Problem description -
Return the listing below unchanged, minus its pictures.

(Stored entries)
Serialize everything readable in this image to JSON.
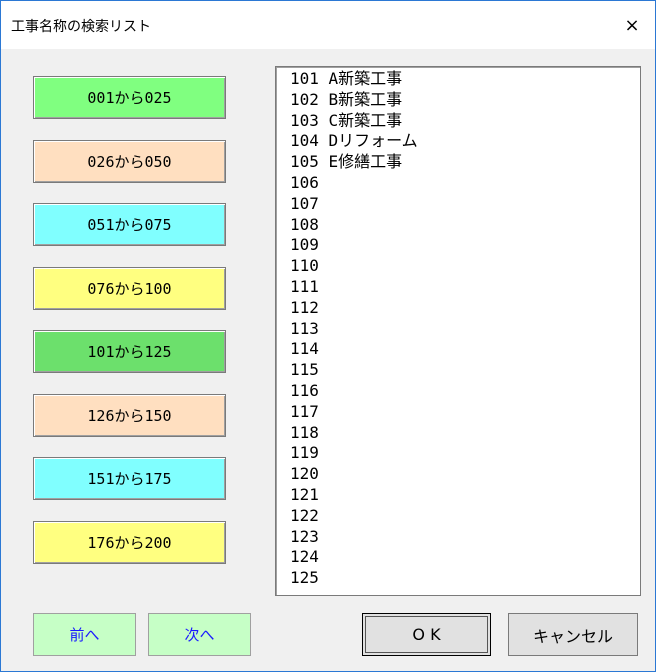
{
  "window": {
    "title": "工事名称の検索リスト",
    "close_icon": "×"
  },
  "range_buttons": [
    {
      "label": "001から025",
      "color": "#80ff80"
    },
    {
      "label": "026から050",
      "color": "#ffdfc0"
    },
    {
      "label": "051から075",
      "color": "#80ffff"
    },
    {
      "label": "076から100",
      "color": "#ffff80"
    },
    {
      "label": "101から125",
      "color": "#6ce06c"
    },
    {
      "label": "126から150",
      "color": "#ffdfc0"
    },
    {
      "label": "151から175",
      "color": "#80ffff"
    },
    {
      "label": "176から200",
      "color": "#ffff80"
    }
  ],
  "list_items": [
    "101 A新築工事",
    "102 B新築工事",
    "103 C新築工事",
    "104 Dリフォーム",
    "105 E修繕工事",
    "106",
    "107",
    "108",
    "109",
    "110",
    "111",
    "112",
    "113",
    "114",
    "115",
    "116",
    "117",
    "118",
    "119",
    "120",
    "121",
    "122",
    "123",
    "124",
    "125"
  ],
  "nav": {
    "prev_label": "前へ",
    "next_label": "次へ"
  },
  "buttons": {
    "ok_label": "O K",
    "cancel_label": "キャンセル"
  }
}
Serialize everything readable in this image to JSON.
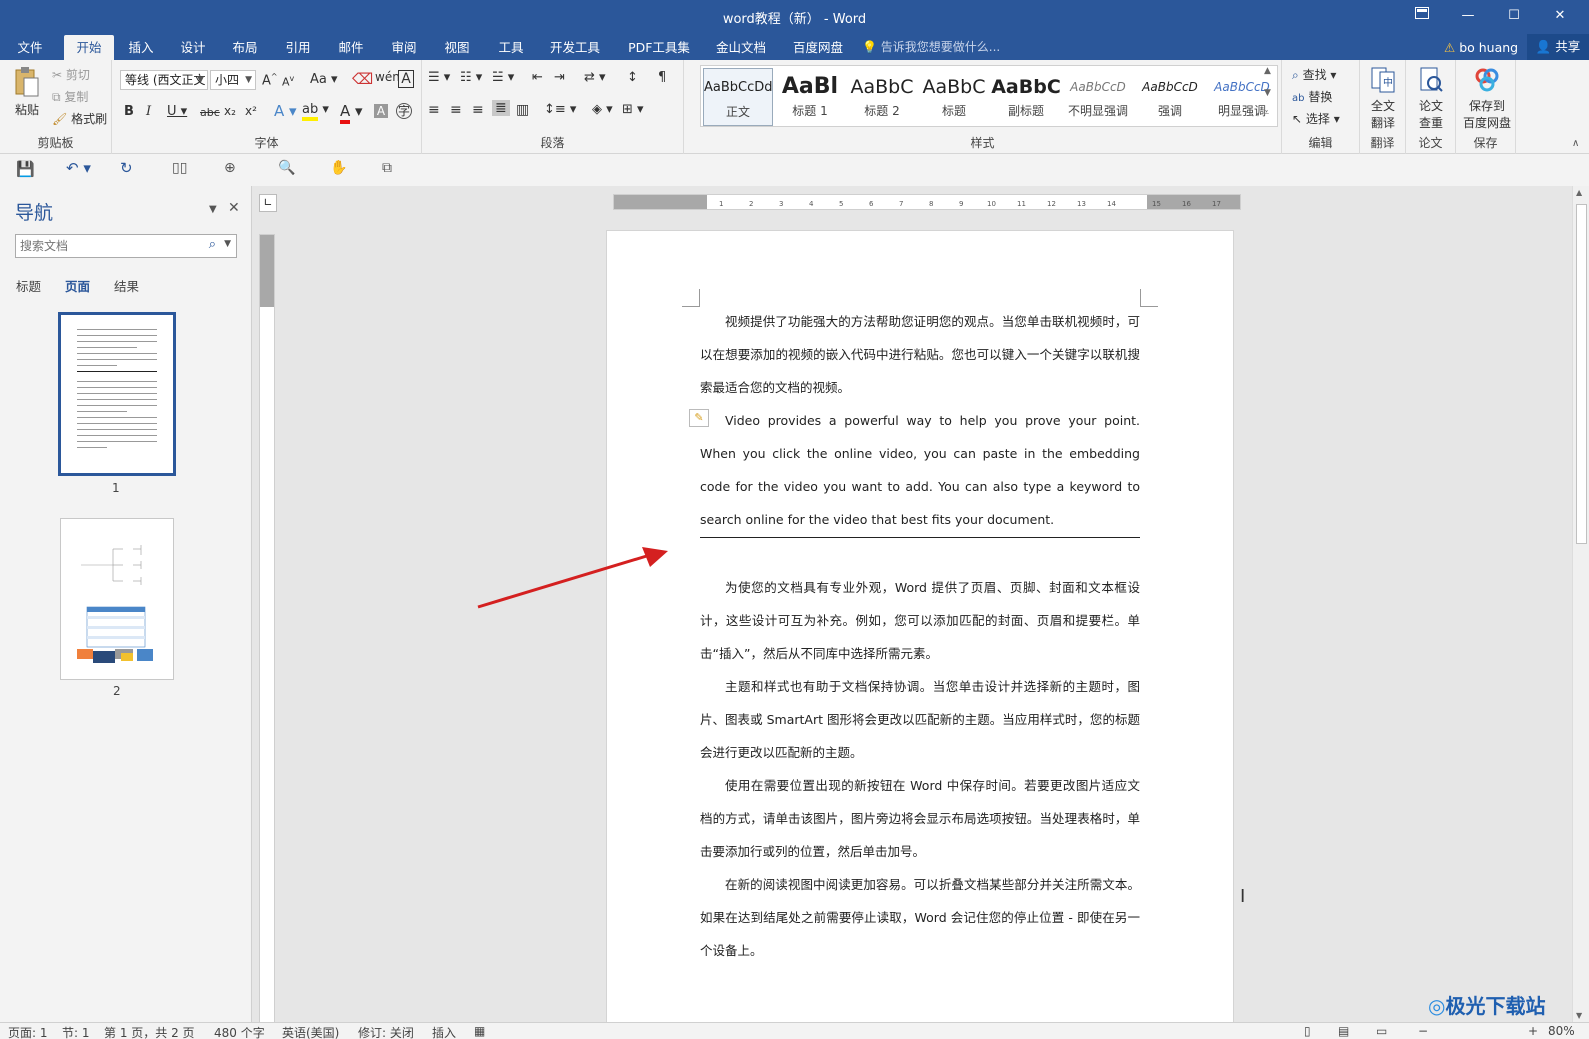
{
  "window": {
    "title": "word教程（新） - Word",
    "ribbon_display_icon": "ribbon-display-icon",
    "minimize": "—",
    "maximize": "☐",
    "close": "✕"
  },
  "menu": {
    "tabs": [
      "文件",
      "开始",
      "插入",
      "设计",
      "布局",
      "引用",
      "邮件",
      "审阅",
      "视图",
      "工具",
      "开发工具",
      "PDF工具集",
      "金山文档",
      "百度网盘"
    ],
    "active": "开始",
    "tell_me": "告诉我您想要做什么...",
    "user": "bo huang",
    "share": "共享"
  },
  "ribbon": {
    "clipboard": {
      "paste": "粘贴",
      "cut": "剪切",
      "copy": "复制",
      "format_painter": "格式刷",
      "label": "剪贴板"
    },
    "font": {
      "font_name": "等线 (西文正文",
      "font_size": "小四",
      "change_case": "Aa",
      "label": "字体"
    },
    "paragraph": {
      "label": "段落"
    },
    "styles": {
      "label": "样式",
      "items": [
        {
          "sample": "AaBbCcDd",
          "name": "正文"
        },
        {
          "sample": "AaBl",
          "name": "标题 1"
        },
        {
          "sample": "AaBbC",
          "name": "标题 2"
        },
        {
          "sample": "AaBbC",
          "name": "标题"
        },
        {
          "sample": "AaBbC",
          "name": "副标题"
        },
        {
          "sample": "AaBbCcD",
          "name": "不明显强调"
        },
        {
          "sample": "AaBbCcD",
          "name": "强调"
        },
        {
          "sample": "AaBbCcD",
          "name": "明显强调"
        }
      ]
    },
    "editing": {
      "find": "查找",
      "replace": "替换",
      "select": "选择",
      "label": "编辑"
    },
    "translate": {
      "full_translate_1": "全文",
      "full_translate_2": "翻译",
      "label": "翻译"
    },
    "paper": {
      "check_1": "论文",
      "check_2": "查重",
      "label": "论文"
    },
    "save": {
      "save_1": "保存到",
      "save_2": "百度网盘",
      "label": "保存"
    }
  },
  "nav": {
    "title": "导航",
    "search_placeholder": "搜索文档",
    "tabs": [
      "标题",
      "页面",
      "结果"
    ],
    "active_tab": "页面",
    "pages": [
      "1",
      "2"
    ]
  },
  "document": {
    "paragraphs": [
      "视频提供了功能强大的方法帮助您证明您的观点。当您单击联机视频时，可以在想要添加的视频的嵌入代码中进行粘贴。您也可以键入一个关键字以联机搜索最适合您的文档的视频。",
      "Video provides a powerful way to help you prove your point. When you click the online video, you can paste in the embedding code for the video you want to add. You can also type a keyword to search online for the video that best fits your document.",
      "为使您的文档具有专业外观，Word 提供了页眉、页脚、封面和文本框设计，这些设计可互为补充。例如，您可以添加匹配的封面、页眉和提要栏。单击“插入”，然后从不同库中选择所需元素。",
      "主题和样式也有助于文档保持协调。当您单击设计并选择新的主题时，图片、图表或 SmartArt 图形将会更改以匹配新的主题。当应用样式时，您的标题会进行更改以匹配新的主题。",
      "使用在需要位置出现的新按钮在 Word 中保存时间。若要更改图片适应文档的方式，请单击该图片，图片旁边将会显示布局选项按钮。当处理表格时，单击要添加行或列的位置，然后单击加号。",
      "在新的阅读视图中阅读更加容易。可以折叠文档某些部分并关注所需文本。如果在达到结尾处之前需要停止读取，Word 会记住您的停止位置 - 即使在另一个设备上。"
    ]
  },
  "status": {
    "page": "页面: 1",
    "section": "节: 1",
    "page_of": "第 1 页，共 2 页",
    "words": "480 个字",
    "language": "英语(美国)",
    "track": "修订: 关闭",
    "insert": "插入",
    "zoom": "80%"
  },
  "watermark": {
    "text": "极光下载站"
  },
  "colors": {
    "accent": "#2b579a",
    "arrow": "#d42020"
  }
}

Solution for this exercise -
Serialize everything readable in this image to JSON.
{
  "window": {
    "title": "工事名称の検索リスト",
    "close_icon": "×"
  },
  "range_buttons": [
    {
      "label": "001から025",
      "color": "#80ff80"
    },
    {
      "label": "026から050",
      "color": "#ffdfc0"
    },
    {
      "label": "051から075",
      "color": "#80ffff"
    },
    {
      "label": "076から100",
      "color": "#ffff80"
    },
    {
      "label": "101から125",
      "color": "#6ce06c"
    },
    {
      "label": "126から150",
      "color": "#ffdfc0"
    },
    {
      "label": "151から175",
      "color": "#80ffff"
    },
    {
      "label": "176から200",
      "color": "#ffff80"
    }
  ],
  "list_items": [
    "101 A新築工事",
    "102 B新築工事",
    "103 C新築工事",
    "104 Dリフォーム",
    "105 E修繕工事",
    "106",
    "107",
    "108",
    "109",
    "110",
    "111",
    "112",
    "113",
    "114",
    "115",
    "116",
    "117",
    "118",
    "119",
    "120",
    "121",
    "122",
    "123",
    "124",
    "125"
  ],
  "nav": {
    "prev_label": "前へ",
    "next_label": "次へ"
  },
  "buttons": {
    "ok_label": "O K",
    "cancel_label": "キャンセル"
  }
}
Serialize everything readable in this image to JSON.
{
  "window": {
    "title": "word教程（新） - Word",
    "ribbon_display_icon": "ribbon-display-icon",
    "minimize": "—",
    "maximize": "☐",
    "close": "✕"
  },
  "menu": {
    "tabs": [
      "文件",
      "开始",
      "插入",
      "设计",
      "布局",
      "引用",
      "邮件",
      "审阅",
      "视图",
      "工具",
      "开发工具",
      "PDF工具集",
      "金山文档",
      "百度网盘"
    ],
    "active": "开始",
    "tell_me": "告诉我您想要做什么...",
    "user": "bo huang",
    "share": "共享"
  },
  "ribbon": {
    "clipboard": {
      "paste": "粘贴",
      "cut": "剪切",
      "copy": "复制",
      "format_painter": "格式刷",
      "label": "剪贴板"
    },
    "font": {
      "font_name": "等线 (西文正文",
      "font_size": "小四",
      "change_case": "Aa",
      "label": "字体"
    },
    "paragraph": {
      "label": "段落"
    },
    "styles": {
      "label": "样式",
      "items": [
        {
          "sample": "AaBbCcDd",
          "name": "正文"
        },
        {
          "sample": "AaBl",
          "name": "标题 1"
        },
        {
          "sample": "AaBbC",
          "name": "标题 2"
        },
        {
          "sample": "AaBbC",
          "name": "标题"
        },
        {
          "sample": "AaBbC",
          "name": "副标题"
        },
        {
          "sample": "AaBbCcD",
          "name": "不明显强调"
        },
        {
          "sample": "AaBbCcD",
          "name": "强调"
        },
        {
          "sample": "AaBbCcD",
          "name": "明显强调"
        }
      ]
    },
    "editing": {
      "find": "查找",
      "replace": "替换",
      "select": "选择",
      "label": "编辑"
    },
    "translate": {
      "full_translate_1": "全文",
      "full_translate_2": "翻译",
      "label": "翻译"
    },
    "paper": {
      "check_1": "论文",
      "check_2": "查重",
      "label": "论文"
    },
    "save": {
      "save_1": "保存到",
      "save_2": "百度网盘",
      "label": "保存"
    }
  },
  "nav": {
    "title": "导航",
    "search_placeholder": "搜索文档",
    "tabs": [
      "标题",
      "页面",
      "结果"
    ],
    "active_tab": "页面",
    "pages": [
      "1",
      "2"
    ]
  },
  "document": {
    "paragraphs": [
      "视频提供了功能强大的方法帮助您证明您的观点。当您单击联机视频时，可以在想要添加的视频的嵌入代码中进行粘贴。您也可以键入一个关键字以联机搜索最适合您的文档的视频。",
      "Video provides a powerful way to help you prove your point. When you click the online video, you can paste in the embedding code for the video you want to add. You can also type a keyword to search online for the video that best fits your document.",
      "为使您的文档具有专业外观，Word 提供了页眉、页脚、封面和文本框设计，这些设计可互为补充。例如，您可以添加匹配的封面、页眉和提要栏。单击“插入”，然后从不同库中选择所需元素。",
      "主题和样式也有助于文档保持协调。当您单击设计并选择新的主题时，图片、图表或 SmartArt 图形将会更改以匹配新的主题。当应用样式时，您的标题会进行更改以匹配新的主题。",
      "使用在需要位置出现的新按钮在 Word 中保存时间。若要更改图片适应文档的方式，请单击该图片，图片旁边将会显示布局选项按钮。当处理表格时，单击要添加行或列的位置，然后单击加号。",
      "在新的阅读视图中阅读更加容易。可以折叠文档某些部分并关注所需文本。如果在达到结尾处之前需要停止读取，Word 会记住您的停止位置 - 即使在另一个设备上。"
    ]
  },
  "status": {
    "page": "页面: 1",
    "section": "节: 1",
    "page_of": "第 1 页，共 2 页",
    "words": "480 个字",
    "language": "英语(美国)",
    "track": "修订: 关闭",
    "insert": "插入",
    "zoom": "80%"
  },
  "watermark": {
    "text": "极光下载站"
  },
  "colors": {
    "accent": "#2b579a",
    "arrow": "#d42020"
  }
}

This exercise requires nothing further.